Davalılar vekili cevap ve karşı dava dilekçesi ile; dava konusu sözleşmenin süresinin 10 yıl olduğunu ve sözleşme ile davacı-karşı davalıya taahhüt edilen ödemelerin 10 yıllık müşavirlik hizmetinin karşılığı olduğunu, davacı-karşı davalı ile müvekkilleri arasında 31/12/2014 tarihli müşavirlik sözleşmesi imzalandığını, sözleşme metninden açık ve net olarak görülmekte olduğu üzere, müvekkiller tarafından yapılması taahhüt edilen ödemelerin karşılığı, 10 yıllık müşavirlik hizmeti olduğunu, dolayısıyla müvekkil şirkete sadece 3 yıl boyunca hizmet sunmuş olan davacı-karşı davalının, sözleşmede 10 yıllık hizmetin karşılığı bedel olarak belirlenmiş ödemelerin tamamım talep etmesinin, kötü niyetli, haksız ve hukuka aykırı olduğunu, davacı-karşı davalının kusurlu fiilleri ile bu feshe neden olduğunu, müvekkili şirket açısından da zararların söz konusu olduğunu, müvekkilleri ile davacı-karşı davalı arasındaki sözleşme süreci ve fesih hakkında izah olunanlar ışığında, 10 yıllık hizmet almayı planlayan müvekkilinin, davacı-karşı davalıya ödemeler yaptığını, ancak bu süreçte davacı-karşı davalının kusurlu fiilleri nedeniyle sözleşmenin sona erdirilmek durumunda kalınmış olduğunu, belirterek davacı tarafından açılan davanın reddine karar verilmesini talep etmiş, karşı dava ile, müvekkilinin, 10 yıl süre için imzalanan sözleşmenin yürürlükte kalacağına inanarak ve kar elde etmek amacıyla yatırımlar yapmış ancak kendisine kusur atfedilemeyecek ve davacı-karşı davalının kusurlu fiilleri nedenlerle zarara uğradığı gibi, elde etmeyi planladığı kardan/gelirden de yoksun kaldığını belirterek, davacı-karşı davalının kusuruyla sonlanan sözleşme nedeniyle doğan müvekkili zararlarının tazmini amacıyla 20.000-USD bedelin ödeme tarihindeki TCMB döviz satış kuru üzerinden hesaplanacak Türk Lirası karşılığı ile 772.500,00-TL maddi ve 50.000,00-TL manevi tazminatın ticari avans faizi ile davacı-karşı davalıdan tahsiline karar verilmesini talep etmiştir.

........

■ **Yapılacaklar**:
1. Aşağıdaki listede "- recaptcha-tile-2[interactable]: [550, 348, 662, 460]" satırından "- new-tab-button[interactable]: +: [443, 40, 471, 68]" satırına kadar uzanan bölümü, iki uç satır da dahil olmak üzere, hiçbir şeyini değiştirmeden yazın.
2. Davalılar vekilinin savunmasını ve karşı davasını aktaran yukarıdaki dava özetini, son cümlesinden sonra devam ettirin.

........

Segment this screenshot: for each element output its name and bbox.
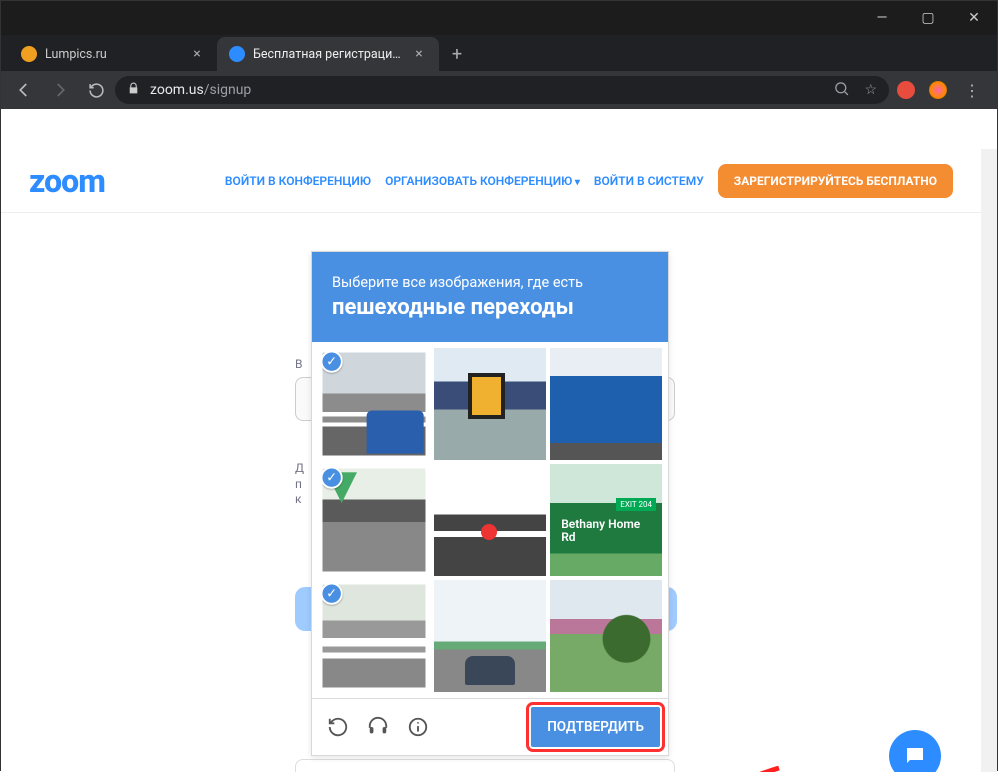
- recaptcha-tile-2[interactable]: [550, 348, 662, 460]
- recaptcha-anchor-box: [295, 759, 675, 772]
- tab-close-icon[interactable]: ×: [411, 46, 427, 62]
- recaptcha-instruction-target: пешеходные переходы: [332, 295, 648, 320]
- recaptcha-tile-6[interactable]: ✓: [322, 584, 425, 687]
- address-bar[interactable]: zoom.us/signup ☆: [115, 76, 889, 104]
- tab-title: Lumpics.ru: [45, 47, 107, 62]
- recaptcha-challenge: Выберите все изображения, где есть пешех…: [311, 251, 669, 756]
- nav-sign-in[interactable]: ВОЙТИ В СИСТЕМУ: [594, 174, 704, 188]
- recaptcha-image-grid: ✓ ✓ ✓: [312, 342, 668, 698]
- window-minimize[interactable]: —: [859, 1, 905, 35]
- chat-fab-button[interactable]: [889, 730, 941, 772]
- url-text: zoom.us/signup: [150, 82, 251, 98]
- new-tab-button[interactable]: +: [443, 40, 471, 68]
- recaptcha-tile-3[interactable]: ✓: [322, 468, 425, 571]
- window-close[interactable]: ✕: [951, 1, 997, 35]
- recaptcha-tile-8[interactable]: [550, 580, 662, 692]
- lock-icon: [127, 82, 140, 99]
- nav-host-meeting[interactable]: ОРГАНИЗОВАТЬ КОНФЕРЕНЦИЮ: [385, 174, 580, 188]
- browser-tab-zoom-signup[interactable]: Бесплатная регистрация - Zoom ×: [217, 37, 439, 71]
- browser-menu-button[interactable]: ⋮: [955, 76, 989, 104]
- recaptcha-info-icon[interactable]: [400, 709, 436, 745]
- translate-icon[interactable]: [833, 80, 850, 101]
- recaptcha-tile-4[interactable]: [434, 464, 546, 576]
- reload-button[interactable]: [79, 76, 113, 104]
- recaptcha-tile-5[interactable]: [550, 464, 662, 576]
- zoom-top-nav: ВОЙТИ В КОНФЕРЕНЦИЮ ОРГАНИЗОВАТЬ КОНФЕРЕ…: [225, 164, 953, 198]
- favicon-icon: [21, 46, 37, 62]
- recaptcha-tile-7[interactable]: [434, 580, 546, 692]
- tab-close-icon[interactable]: ×: [189, 46, 205, 62]
- recaptcha-header: Выберите все изображения, где есть пешех…: [312, 252, 668, 342]
- recaptcha-audio-icon[interactable]: [360, 709, 396, 745]
- zoom-site-header: zoom ВОЙТИ В КОНФЕРЕНЦИЮ ОРГАНИЗОВАТЬ КО…: [1, 149, 981, 213]
- bookmark-star-icon[interactable]: ☆: [864, 82, 877, 98]
- recaptcha-footer: ПОДТВЕРДИТЬ: [312, 698, 668, 755]
- zoom-logo: zoom: [29, 162, 105, 200]
- window-title-bar: — ▢ ✕: [1, 1, 997, 35]
- nav-join-meeting[interactable]: ВОЙТИ В КОНФЕРЕНЦИЮ: [225, 174, 371, 188]
- window-maximize[interactable]: ▢: [905, 1, 951, 35]
- forward-button: [43, 76, 77, 104]
- nav-sign-up-free-button[interactable]: ЗАРЕГИСТРИРУЙТЕСЬ БЕСПЛАТНО: [718, 164, 953, 198]
- browser-toolbar: zoom.us/signup ☆ ⋮: [1, 71, 997, 109]
- extension-icon[interactable]: [897, 81, 915, 99]
- profile-avatar-icon[interactable]: [929, 81, 947, 99]
- favicon-icon: [229, 46, 245, 62]
- recaptcha-verify-button[interactable]: ПОДТВЕРДИТЬ: [531, 707, 660, 747]
- recaptcha-tile-1[interactable]: [434, 348, 546, 460]
- browser-tab-lumpics[interactable]: Lumpics.ru ×: [9, 37, 217, 71]
- back-button[interactable]: [7, 76, 41, 104]
- tab-title: Бесплатная регистрация - Zoom: [253, 47, 403, 62]
- recaptcha-tile-0[interactable]: ✓: [322, 352, 425, 455]
- recaptcha-reload-icon[interactable]: [320, 709, 356, 745]
- page-viewport: zoom ВОЙТИ В КОНФЕРЕНЦИЮ ОРГАНИЗОВАТЬ КО…: [1, 109, 997, 772]
- browser-tab-strip: Lumpics.ru × Бесплатная регистрация - Zo…: [1, 35, 997, 71]
- recaptcha-instruction-line1: Выберите все изображения, где есть: [332, 274, 648, 291]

........

■ **Görevlere Yanıtlar**:
1.
- recaptcha-tile-2[interactable]: [550, 348, 662, 460]
- recaptcha-anchor-box: [295, 759, 675, 772]
- tab-close-icon[interactable]: ×: [411, 46, 427, 62]
- recaptcha-instruction-target: пешеходные переходы: [332, 295, 648, 320]
- recaptcha-tile-6[interactable]: ✓: [322, 584, 425, 687]
- address-bar[interactable]: zoom.us/signup ☆: [115, 76, 889, 104]
- tab-title: Lumpics.ru: [45, 47, 107, 62]
- recaptcha-challenge: Выберите все изображения, где есть пешех…: [311, 251, 669, 756]
- nav-sign-in[interactable]: ВОЙТИ В СИСТЕМУ: [594, 174, 704, 188]
- recaptcha-image-grid: ✓ ✓ ✓: [312, 342, 668, 698]
- window-minimize[interactable]: —: [859, 1, 905, 35]
- chat-fab-button[interactable]: [889, 730, 941, 772]
- url-text: zoom.us/signup: [150, 82, 251, 98]
- new-tab-button[interactable]: +: [443, 40, 471, 68]

2.
Asıl dava ve karşı dava, taraflar arasında düzenlenen müşavirlik sözleşmesinin feshi nedeniyle alacak ve tazminat talebine ilişkin bulunmaktadır.
Dosya kapsamında bulunan 31/12/2014 tarihli “Müşavirlik Sözleşmesi”nin incelenmesinden sözleşmenin konusunun (madde 2) … İli, … ilçesi, … ‘teki şirket merkezinde 2014-2024 yılı içerisinde yapılan kat karşılığı inşaat sözleşmesi çalışmaları amacıyla Müşavir … tarafından yapılan hizmetlerin bedeli konusunu kapsamakta olduğu anlaşılmaktadır. Bu itibarla söz konusu sözleşmenin bir hizmet sözleşmesi olduğu açıktır. Sözleşmenin taraflarından birisi gerçek kişi olan …, diğer taraf ise … Şirketi ve …’dur. Davacı … gerçek kişi olup tacir sıfatını haiz bulunmamaktadır. Nitekim bu husus davacı-karşı davalı vekili tarafından dosyaya sunulan beyan dilekçesinde, davacının gerçek kişi olduğu, tacir sıfatını haiz bulunmadığı, vergi kaydı olmadığı, ticari defter tutmadığı şeklinde açıkça ifade edilmiştir. Davacının gerçek kişi tacir olduğuna dair dosyada herhangi bir delil bulunmadığından davanın her iki tarafın ticari işletmesi ile ilgili olmaması, 6102 Sayılı TTK m.4’te belirtilen mutlak ticari davalardan olmaması, taraflar arasındaki sözleşmenin hizmet sözleşmesi kapsamında kaldığının anlaşılması nedeniyle davaya bakma görevi mahkeme asliye hukuk mahkemesine ait olduğundan, mahkememizin görevsizliğine ilişkin aşağıdaki gibi hüküm kurulmuştur.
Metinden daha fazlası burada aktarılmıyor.